Write out all the entries word for word and omit any pictures.

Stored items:
------

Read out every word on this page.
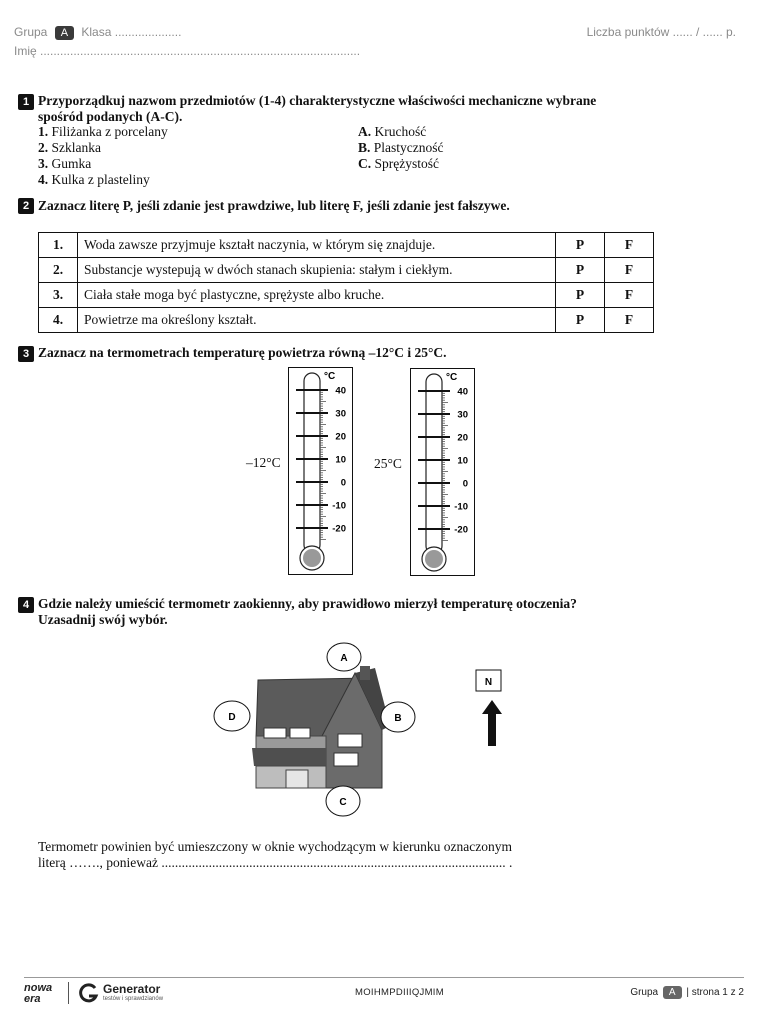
Grupa A Klasa ....................	Liczba punktów ...... / ...... p.
Imię ................................................................................................
1 Przyporządkuj nazwom przedmiotów (1-4) charakterystyczne właściwości mechaniczne wybrane
spośród podanych (A-C).
1. Filiżanka z porcelany
2. Szklanka
3. Gumka
4. Kulka z plasteliny
A. Kruchość
B. Plastyczność
C. Sprężystość
2 Zaznacz literę P, jeśli zdanie jest prawdziwe, lub literę F, jeśli zdanie jest fałszywe.
1.	Woda zawsze przyjmuje kształt naczynia, w którym się znajduje.	P	F
2.	Substancje wystepują w dwóch stanach skupienia: stałym i ciekłym.	P	F
3.	Ciała stałe moga być plastyczne, sprężyste albo kruche.	P	F
4.	Powietrze ma określony kształt.	P	F
3 Zaznacz na termometrach temperaturę powietrza równą –12°C i 25°C.
–12°C	25°C
°C
40
30
20
10
0
-10
-20
°C
40
30
20
10
0
-10
-20
4 Gdzie należy umieścić termometr zaokienny, aby prawidłowo mierzył temperaturę otoczenia?
Uzasadnij swój wybór.
A
D	B
C
N
Termometr powinien być umieszczony w oknie wychodzącym w kierunku oznaczonym
literą ……., ponieważ ...................................................................................................... .
nowa era
Generator
testów i sprawdzianów
MOIHMPDIIIQJMIM	Grupa A | strona 1 z 2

------

### Completed exercise
Read out every word on this page.
Grupa A Klasa ....................	Liczba punktów ...... / ...... p.
Imię ................................................................................................
1 Przyporządkuj nazwom przedmiotów (1-4) charakterystyczne właściwości mechaniczne wybrane
spośród podanych (A-C).
1. Filiżanka z porcelany
2. Szklanka
3. Gumka
4. Kulka z plasteliny
A. Kruchość
B. Plastyczność
C. Sprężystość
2 Zaznacz literę P, jeśli zdanie jest prawdziwe, lub literę F, jeśli zdanie jest fałszywe.
1.	Woda zawsze przyjmuje kształt naczynia, w którym się znajduje.	P	F
2.	Substancje wystepują w dwóch stanach skupienia: stałym i ciekłym.	P	F
3.	Ciała stałe moga być plastyczne, sprężyste albo kruche.	P	F
4.	Powietrze ma określony kształt.	P	F
3 Zaznacz na termometrach temperaturę powietrza równą –12°C i 25°C.
–12°C	25°C
°C
40
30
20
10
0
-10
-20
°C
40
30
20
10
0
-10
-20
4 Gdzie należy umieścić termometr zaokienny, aby prawidłowo mierzył temperaturę otoczenia?
Uzasadnij swój wybór.
A
D	B
C
N
Termometr powinien być umieszczony w oknie wychodzącym w kierunku oznaczonym
literą ……., ponieważ ...................................................................................................... .
nowa era
Generator
testów i sprawdzianów
MOIHMPDIIIQJMIM	Grupa A | strona 1 z 2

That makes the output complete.